> [Work instructions]:
Beneath this task is a listing; retype all of it exactly.

> [Extracted material]:
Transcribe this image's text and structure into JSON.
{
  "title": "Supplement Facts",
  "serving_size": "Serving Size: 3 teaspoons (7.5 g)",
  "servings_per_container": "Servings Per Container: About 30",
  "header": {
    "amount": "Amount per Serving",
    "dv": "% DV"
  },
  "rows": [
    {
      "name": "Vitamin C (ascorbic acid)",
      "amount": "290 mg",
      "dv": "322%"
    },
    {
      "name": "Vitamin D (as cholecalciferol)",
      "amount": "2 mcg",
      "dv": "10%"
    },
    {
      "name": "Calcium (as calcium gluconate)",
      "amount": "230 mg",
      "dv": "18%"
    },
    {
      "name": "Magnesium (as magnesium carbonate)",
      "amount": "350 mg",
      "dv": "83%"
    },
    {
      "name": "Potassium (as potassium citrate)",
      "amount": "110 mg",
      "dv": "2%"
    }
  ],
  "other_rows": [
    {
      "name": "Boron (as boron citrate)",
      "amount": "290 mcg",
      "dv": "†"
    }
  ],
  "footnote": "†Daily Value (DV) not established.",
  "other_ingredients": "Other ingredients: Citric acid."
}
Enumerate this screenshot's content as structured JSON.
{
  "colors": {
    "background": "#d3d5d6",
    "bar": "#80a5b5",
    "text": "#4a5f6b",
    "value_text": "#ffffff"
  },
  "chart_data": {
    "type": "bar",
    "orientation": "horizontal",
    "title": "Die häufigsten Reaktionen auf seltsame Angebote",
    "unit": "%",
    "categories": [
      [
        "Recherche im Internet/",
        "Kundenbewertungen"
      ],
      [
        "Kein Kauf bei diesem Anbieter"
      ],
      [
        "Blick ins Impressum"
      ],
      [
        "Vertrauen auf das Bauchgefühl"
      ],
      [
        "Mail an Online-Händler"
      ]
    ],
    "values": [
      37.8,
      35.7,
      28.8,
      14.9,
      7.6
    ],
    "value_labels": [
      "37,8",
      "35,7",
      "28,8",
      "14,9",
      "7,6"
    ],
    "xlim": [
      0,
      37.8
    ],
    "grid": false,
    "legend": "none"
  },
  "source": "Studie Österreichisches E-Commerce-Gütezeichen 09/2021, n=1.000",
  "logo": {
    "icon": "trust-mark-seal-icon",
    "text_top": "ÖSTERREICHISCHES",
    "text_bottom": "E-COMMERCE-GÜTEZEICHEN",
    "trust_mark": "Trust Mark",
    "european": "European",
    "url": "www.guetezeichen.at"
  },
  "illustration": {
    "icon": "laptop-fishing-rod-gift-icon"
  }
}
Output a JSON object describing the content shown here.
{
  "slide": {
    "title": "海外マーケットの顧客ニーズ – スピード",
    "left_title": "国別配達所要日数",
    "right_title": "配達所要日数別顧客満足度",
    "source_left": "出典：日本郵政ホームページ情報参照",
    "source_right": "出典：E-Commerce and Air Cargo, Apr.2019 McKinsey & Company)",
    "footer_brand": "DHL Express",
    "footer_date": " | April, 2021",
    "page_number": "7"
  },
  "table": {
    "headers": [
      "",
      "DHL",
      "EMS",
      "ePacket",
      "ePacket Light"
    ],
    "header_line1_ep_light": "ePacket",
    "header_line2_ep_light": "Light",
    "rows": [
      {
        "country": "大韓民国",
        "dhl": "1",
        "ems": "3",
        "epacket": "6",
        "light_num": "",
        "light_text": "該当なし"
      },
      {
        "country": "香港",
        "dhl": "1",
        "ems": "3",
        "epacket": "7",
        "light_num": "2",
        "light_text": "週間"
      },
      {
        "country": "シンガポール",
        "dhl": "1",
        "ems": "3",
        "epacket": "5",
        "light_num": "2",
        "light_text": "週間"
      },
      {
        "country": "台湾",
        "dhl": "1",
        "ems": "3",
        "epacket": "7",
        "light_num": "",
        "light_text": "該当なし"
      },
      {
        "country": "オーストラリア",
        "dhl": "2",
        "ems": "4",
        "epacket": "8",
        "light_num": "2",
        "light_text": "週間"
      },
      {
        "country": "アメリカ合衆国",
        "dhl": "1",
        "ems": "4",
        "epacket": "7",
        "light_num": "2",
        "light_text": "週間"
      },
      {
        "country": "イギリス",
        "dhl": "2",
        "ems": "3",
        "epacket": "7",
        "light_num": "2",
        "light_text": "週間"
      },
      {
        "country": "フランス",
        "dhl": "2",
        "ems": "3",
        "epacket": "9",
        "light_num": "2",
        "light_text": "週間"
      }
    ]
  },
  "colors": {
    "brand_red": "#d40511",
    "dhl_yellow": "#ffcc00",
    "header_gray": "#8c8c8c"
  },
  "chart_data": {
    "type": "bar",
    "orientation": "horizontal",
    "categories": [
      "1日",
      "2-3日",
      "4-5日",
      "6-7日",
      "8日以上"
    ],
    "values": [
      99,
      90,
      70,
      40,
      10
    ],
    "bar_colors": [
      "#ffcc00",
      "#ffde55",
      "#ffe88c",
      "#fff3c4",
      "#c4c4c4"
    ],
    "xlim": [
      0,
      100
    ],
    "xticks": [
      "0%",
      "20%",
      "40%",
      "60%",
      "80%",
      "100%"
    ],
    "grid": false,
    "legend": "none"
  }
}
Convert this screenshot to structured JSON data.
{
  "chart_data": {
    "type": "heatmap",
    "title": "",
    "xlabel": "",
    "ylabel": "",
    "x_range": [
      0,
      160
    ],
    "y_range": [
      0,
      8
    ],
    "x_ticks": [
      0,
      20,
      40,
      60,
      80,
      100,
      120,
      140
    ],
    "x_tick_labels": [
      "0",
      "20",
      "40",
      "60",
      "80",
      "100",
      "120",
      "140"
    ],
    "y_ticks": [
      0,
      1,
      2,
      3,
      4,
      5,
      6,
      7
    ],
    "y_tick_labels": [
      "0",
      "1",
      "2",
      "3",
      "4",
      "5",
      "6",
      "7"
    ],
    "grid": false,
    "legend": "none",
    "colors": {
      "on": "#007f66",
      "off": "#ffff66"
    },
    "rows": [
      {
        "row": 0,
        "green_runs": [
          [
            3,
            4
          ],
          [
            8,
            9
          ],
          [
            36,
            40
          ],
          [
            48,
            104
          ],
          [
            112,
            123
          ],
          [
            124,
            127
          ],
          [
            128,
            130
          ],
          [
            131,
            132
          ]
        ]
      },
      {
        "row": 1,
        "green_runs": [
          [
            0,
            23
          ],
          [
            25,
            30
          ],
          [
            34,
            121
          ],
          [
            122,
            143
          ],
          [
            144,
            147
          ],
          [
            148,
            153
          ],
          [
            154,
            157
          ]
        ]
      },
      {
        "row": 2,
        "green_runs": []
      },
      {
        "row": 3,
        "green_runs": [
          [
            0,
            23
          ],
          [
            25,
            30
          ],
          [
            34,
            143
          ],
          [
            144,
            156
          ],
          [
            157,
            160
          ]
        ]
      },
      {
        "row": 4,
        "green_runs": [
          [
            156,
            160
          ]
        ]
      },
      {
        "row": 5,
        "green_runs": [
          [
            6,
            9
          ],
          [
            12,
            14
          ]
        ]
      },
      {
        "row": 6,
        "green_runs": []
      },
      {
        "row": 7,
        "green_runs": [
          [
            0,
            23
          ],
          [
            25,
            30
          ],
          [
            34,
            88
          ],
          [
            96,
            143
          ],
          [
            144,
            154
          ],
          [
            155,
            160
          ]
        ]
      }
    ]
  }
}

> [Correct answer]:
Transcribe this image's text and structure into JSON.
{
  "title": "Supplement Facts",
  "serving_size": "Serving Size: 3 teaspoons (7.5 g)",
  "servings_per_container": "Servings Per Container: About 30",
  "header": {
    "amount": "Amount per Serving",
    "dv": "% DV"
  },
  "rows": [
    {
      "name": "Vitamin C (ascorbic acid)",
      "amount": "290 mg",
      "dv": "322%"
    },
    {
      "name": "Vitamin D (as cholecalciferol)",
      "amount": "2 mcg",
      "dv": "10%"
    },
    {
      "name": "Calcium (as calcium gluconate)",
      "amount": "230 mg",
      "dv": "18%"
    },
    {
      "name": "Magnesium (as magnesium carbonate)",
      "amount": "350 mg",
      "dv": "83%"
    },
    {
      "name": "Potassium (as potassium citrate)",
      "amount": "110 mg",
      "dv": "2%"
    }
  ],
  "other_rows": [
    {
      "name": "Boron (as boron citrate)",
      "amount": "290 mcg",
      "dv": "†"
    }
  ],
  "footnote": "†Daily Value (DV) not established.",
  "other_ingredients": "Other ingredients: Citric acid."
}
Enumerate this screenshot's content as structured JSON.
{
  "colors": {
    "background": "#d3d5d6",
    "bar": "#80a5b5",
    "text": "#4a5f6b",
    "value_text": "#ffffff"
  },
  "chart_data": {
    "type": "bar",
    "orientation": "horizontal",
    "title": "Die häufigsten Reaktionen auf seltsame Angebote",
    "unit": "%",
    "categories": [
      [
        "Recherche im Internet/",
        "Kundenbewertungen"
      ],
      [
        "Kein Kauf bei diesem Anbieter"
      ],
      [
        "Blick ins Impressum"
      ],
      [
        "Vertrauen auf das Bauchgefühl"
      ],
      [
        "Mail an Online-Händler"
      ]
    ],
    "values": [
      37.8,
      35.7,
      28.8,
      14.9,
      7.6
    ],
    "value_labels": [
      "37,8",
      "35,7",
      "28,8",
      "14,9",
      "7,6"
    ],
    "xlim": [
      0,
      37.8
    ],
    "grid": false,
    "legend": "none"
  },
  "source": "Studie Österreichisches E-Commerce-Gütezeichen 09/2021, n=1.000",
  "logo": {
    "icon": "trust-mark-seal-icon",
    "text_top": "ÖSTERREICHISCHES",
    "text_bottom": "E-COMMERCE-GÜTEZEICHEN",
    "trust_mark": "Trust Mark",
    "european": "European",
    "url": "www.guetezeichen.at"
  },
  "illustration": {
    "icon": "laptop-fishing-rod-gift-icon"
  }
}
Output a JSON object describing the content shown here.
{
  "slide": {
    "title": "海外マーケットの顧客ニーズ – スピード",
    "left_title": "国別配達所要日数",
    "right_title": "配達所要日数別顧客満足度",
    "source_left": "出典：日本郵政ホームページ情報参照",
    "source_right": "出典：E-Commerce and Air Cargo, Apr.2019 McKinsey & Company)",
    "footer_brand": "DHL Express",
    "footer_date": " | April, 2021",
    "page_number": "7"
  },
  "table": {
    "headers": [
      "",
      "DHL",
      "EMS",
      "ePacket",
      "ePacket Light"
    ],
    "header_line1_ep_light": "ePacket",
    "header_line2_ep_light": "Light",
    "rows": [
      {
        "country": "大韓民国",
        "dhl": "1",
        "ems": "3",
        "epacket": "6",
        "light_num": "",
        "light_text": "該当なし"
      },
      {
        "country": "香港",
        "dhl": "1",
        "ems": "3",
        "epacket": "7",
        "light_num": "2",
        "light_text": "週間"
      },
      {
        "country": "シンガポール",
        "dhl": "1",
        "ems": "3",
        "epacket": "5",
        "light_num": "2",
        "light_text": "週間"
      },
      {
        "country": "台湾",
        "dhl": "1",
        "ems": "3",
        "epacket": "7",
        "light_num": "",
        "light_text": "該当なし"
      },
      {
        "country": "オーストラリア",
        "dhl": "2",
        "ems": "4",
        "epacket": "8",
        "light_num": "2",
        "light_text": "週間"
      },
      {
        "country": "アメリカ合衆国",
        "dhl": "1",
        "ems": "4",
        "epacket": "7",
        "light_num": "2",
        "light_text": "週間"
      },
      {
        "country": "イギリス",
        "dhl": "2",
        "ems": "3",
        "epacket": "7",
        "light_num": "2",
        "light_text": "週間"
      },
      {
        "country": "フランス",
        "dhl": "2",
        "ems": "3",
        "epacket": "9",
        "light_num": "2",
        "light_text": "週間"
      }
    ]
  },
  "colors": {
    "brand_red": "#d40511",
    "dhl_yellow": "#ffcc00",
    "header_gray": "#8c8c8c"
  },
  "chart_data": {
    "type": "bar",
    "orientation": "horizontal",
    "categories": [
      "1日",
      "2-3日",
      "4-5日",
      "6-7日",
      "8日以上"
    ],
    "values": [
      99,
      90,
      70,
      40,
      10
    ],
    "bar_colors": [
      "#ffcc00",
      "#ffde55",
      "#ffe88c",
      "#fff3c4",
      "#c4c4c4"
    ],
    "xlim": [
      0,
      100
    ],
    "xticks": [
      "0%",
      "20%",
      "40%",
      "60%",
      "80%",
      "100%"
    ],
    "grid": false,
    "legend": "none"
  }
}
Convert this screenshot to structured JSON data.
{
  "chart_data": {
    "type": "heatmap",
    "title": "",
    "xlabel": "",
    "ylabel": "",
    "x_range": [
      0,
      160
    ],
    "y_range": [
      0,
      8
    ],
    "x_ticks": [
      0,
      20,
      40,
      60,
      80,
      100,
      120,
      140
    ],
    "x_tick_labels": [
      "0",
      "20",
      "40",
      "60",
      "80",
      "100",
      "120",
      "140"
    ],
    "y_ticks": [
      0,
      1,
      2,
      3,
      4,
      5,
      6,
      7
    ],
    "y_tick_labels": [
      "0",
      "1",
      "2",
      "3",
      "4",
      "5",
      "6",
      "7"
    ],
    "grid": false,
    "legend": "none",
    "colors": {
      "on": "#007f66",
      "off": "#ffff66"
    },
    "rows": [
      {
        "row": 0,
        "green_runs": [
          [
            3,
            4
          ],
          [
            8,
            9
          ],
          [
            36,
            40
          ],
          [
            48,
            104
          ],
          [
            112,
            123
          ],
          [
            124,
            127
          ],
          [
            128,
            130
          ],
          [
            131,
            132
          ]
        ]
      },
      {
        "row": 1,
        "green_runs": [
          [
            0,
            23
          ],
          [
            25,
            30
          ],
          [
            34,
            121
          ],
          [
            122,
            143
          ],
          [
            144,
            147
          ],
          [
            148,
            153
          ],
          [
            154,
            157
          ]
        ]
      },
      {
        "row": 2,
        "green_runs": []
      },
      {
        "row": 3,
        "green_runs": [
          [
            0,
            23
          ],
          [
            25,
            30
          ],
          [
            34,
            143
          ],
          [
            144,
            156
          ],
          [
            157,
            160
          ]
        ]
      },
      {
        "row": 4,
        "green_runs": [
          [
            156,
            160
          ]
        ]
      },
      {
        "row": 5,
        "green_runs": [
          [
            6,
            9
          ],
          [
            12,
            14
          ]
        ]
      },
      {
        "row": 6,
        "green_runs": []
      },
      {
        "row": 7,
        "green_runs": [
          [
            0,
            23
          ],
          [
            25,
            30
          ],
          [
            34,
            88
          ],
          [
            96,
            143
          ],
          [
            144,
            154
          ],
          [
            155,
            160
          ]
        ]
      }
    ]
  }
}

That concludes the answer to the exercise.